- **What needs to be done**: Take down each entry exactly as written.

- **Task input**:
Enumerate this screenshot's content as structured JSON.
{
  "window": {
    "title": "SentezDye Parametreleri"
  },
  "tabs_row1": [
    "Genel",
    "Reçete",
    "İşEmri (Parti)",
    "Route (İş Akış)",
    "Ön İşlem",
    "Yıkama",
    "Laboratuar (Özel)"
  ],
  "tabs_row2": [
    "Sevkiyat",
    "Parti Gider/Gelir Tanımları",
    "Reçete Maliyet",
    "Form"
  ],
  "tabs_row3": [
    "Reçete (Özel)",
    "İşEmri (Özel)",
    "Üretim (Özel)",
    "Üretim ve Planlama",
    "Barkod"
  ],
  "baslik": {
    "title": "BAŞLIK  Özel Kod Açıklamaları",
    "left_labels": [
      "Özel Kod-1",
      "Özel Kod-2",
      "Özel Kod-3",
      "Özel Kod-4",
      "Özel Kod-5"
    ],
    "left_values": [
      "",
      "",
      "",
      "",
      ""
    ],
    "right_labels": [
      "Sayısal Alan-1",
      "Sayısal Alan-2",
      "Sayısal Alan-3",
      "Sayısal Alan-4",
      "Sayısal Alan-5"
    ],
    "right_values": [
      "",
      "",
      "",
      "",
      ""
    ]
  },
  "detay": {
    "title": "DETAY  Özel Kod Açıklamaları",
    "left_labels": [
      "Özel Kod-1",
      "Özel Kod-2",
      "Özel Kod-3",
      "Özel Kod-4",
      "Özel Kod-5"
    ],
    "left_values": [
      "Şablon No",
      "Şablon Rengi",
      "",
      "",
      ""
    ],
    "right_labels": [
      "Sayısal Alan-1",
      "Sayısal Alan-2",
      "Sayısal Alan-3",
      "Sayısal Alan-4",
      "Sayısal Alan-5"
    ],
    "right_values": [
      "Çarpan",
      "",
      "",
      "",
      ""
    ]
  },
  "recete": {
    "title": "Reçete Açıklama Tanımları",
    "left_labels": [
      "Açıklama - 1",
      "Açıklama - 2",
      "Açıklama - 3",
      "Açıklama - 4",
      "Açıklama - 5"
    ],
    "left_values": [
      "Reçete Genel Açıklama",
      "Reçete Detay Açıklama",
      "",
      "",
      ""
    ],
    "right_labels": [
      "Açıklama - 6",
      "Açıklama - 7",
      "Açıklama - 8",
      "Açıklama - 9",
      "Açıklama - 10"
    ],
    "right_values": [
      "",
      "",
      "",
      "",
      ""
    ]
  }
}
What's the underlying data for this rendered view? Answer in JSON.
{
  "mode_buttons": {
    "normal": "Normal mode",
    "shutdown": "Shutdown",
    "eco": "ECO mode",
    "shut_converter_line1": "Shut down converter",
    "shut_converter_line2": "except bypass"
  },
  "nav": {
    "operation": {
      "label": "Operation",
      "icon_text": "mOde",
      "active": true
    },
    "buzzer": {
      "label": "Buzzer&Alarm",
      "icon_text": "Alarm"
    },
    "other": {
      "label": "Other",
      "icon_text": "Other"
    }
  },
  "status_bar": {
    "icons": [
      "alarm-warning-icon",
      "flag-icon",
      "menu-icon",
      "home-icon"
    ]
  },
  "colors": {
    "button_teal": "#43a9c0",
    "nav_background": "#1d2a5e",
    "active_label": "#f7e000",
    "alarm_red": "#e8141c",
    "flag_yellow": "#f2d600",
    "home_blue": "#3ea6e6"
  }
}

- **Finished exercise**:
Enumerate this screenshot's content as structured JSON.
{
  "window": {
    "title": "SentezDye Parametreleri"
  },
  "tabs_row1": [
    "Genel",
    "Reçete",
    "İşEmri (Parti)",
    "Route (İş Akış)",
    "Ön İşlem",
    "Yıkama",
    "Laboratuar (Özel)"
  ],
  "tabs_row2": [
    "Sevkiyat",
    "Parti Gider/Gelir Tanımları",
    "Reçete Maliyet",
    "Form"
  ],
  "tabs_row3": [
    "Reçete (Özel)",
    "İşEmri (Özel)",
    "Üretim (Özel)",
    "Üretim ve Planlama",
    "Barkod"
  ],
  "baslik": {
    "title": "BAŞLIK  Özel Kod Açıklamaları",
    "left_labels": [
      "Özel Kod-1",
      "Özel Kod-2",
      "Özel Kod-3",
      "Özel Kod-4",
      "Özel Kod-5"
    ],
    "left_values": [
      "",
      "",
      "",
      "",
      ""
    ],
    "right_labels": [
      "Sayısal Alan-1",
      "Sayısal Alan-2",
      "Sayısal Alan-3",
      "Sayısal Alan-4",
      "Sayısal Alan-5"
    ],
    "right_values": [
      "",
      "",
      "",
      "",
      ""
    ]
  },
  "detay": {
    "title": "DETAY  Özel Kod Açıklamaları",
    "left_labels": [
      "Özel Kod-1",
      "Özel Kod-2",
      "Özel Kod-3",
      "Özel Kod-4",
      "Özel Kod-5"
    ],
    "left_values": [
      "Şablon No",
      "Şablon Rengi",
      "",
      "",
      ""
    ],
    "right_labels": [
      "Sayısal Alan-1",
      "Sayısal Alan-2",
      "Sayısal Alan-3",
      "Sayısal Alan-4",
      "Sayısal Alan-5"
    ],
    "right_values": [
      "Çarpan",
      "",
      "",
      "",
      ""
    ]
  },
  "recete": {
    "title": "Reçete Açıklama Tanımları",
    "left_labels": [
      "Açıklama - 1",
      "Açıklama - 2",
      "Açıklama - 3",
      "Açıklama - 4",
      "Açıklama - 5"
    ],
    "left_values": [
      "Reçete Genel Açıklama",
      "Reçete Detay Açıklama",
      "",
      "",
      ""
    ],
    "right_labels": [
      "Açıklama - 6",
      "Açıklama - 7",
      "Açıklama - 8",
      "Açıklama - 9",
      "Açıklama - 10"
    ],
    "right_values": [
      "",
      "",
      "",
      "",
      ""
    ]
  }
}
What's the underlying data for this rendered view? Answer in JSON.
{
  "mode_buttons": {
    "normal": "Normal mode",
    "shutdown": "Shutdown",
    "eco": "ECO mode",
    "shut_converter_line1": "Shut down converter",
    "shut_converter_line2": "except bypass"
  },
  "nav": {
    "operation": {
      "label": "Operation",
      "icon_text": "mOde",
      "active": true
    },
    "buzzer": {
      "label": "Buzzer&Alarm",
      "icon_text": "Alarm"
    },
    "other": {
      "label": "Other",
      "icon_text": "Other"
    }
  },
  "status_bar": {
    "icons": [
      "alarm-warning-icon",
      "flag-icon",
      "menu-icon",
      "home-icon"
    ]
  },
  "colors": {
    "button_teal": "#43a9c0",
    "nav_background": "#1d2a5e",
    "active_label": "#f7e000",
    "alarm_red": "#e8141c",
    "flag_yellow": "#f2d600",
    "home_blue": "#3ea6e6"
  }
}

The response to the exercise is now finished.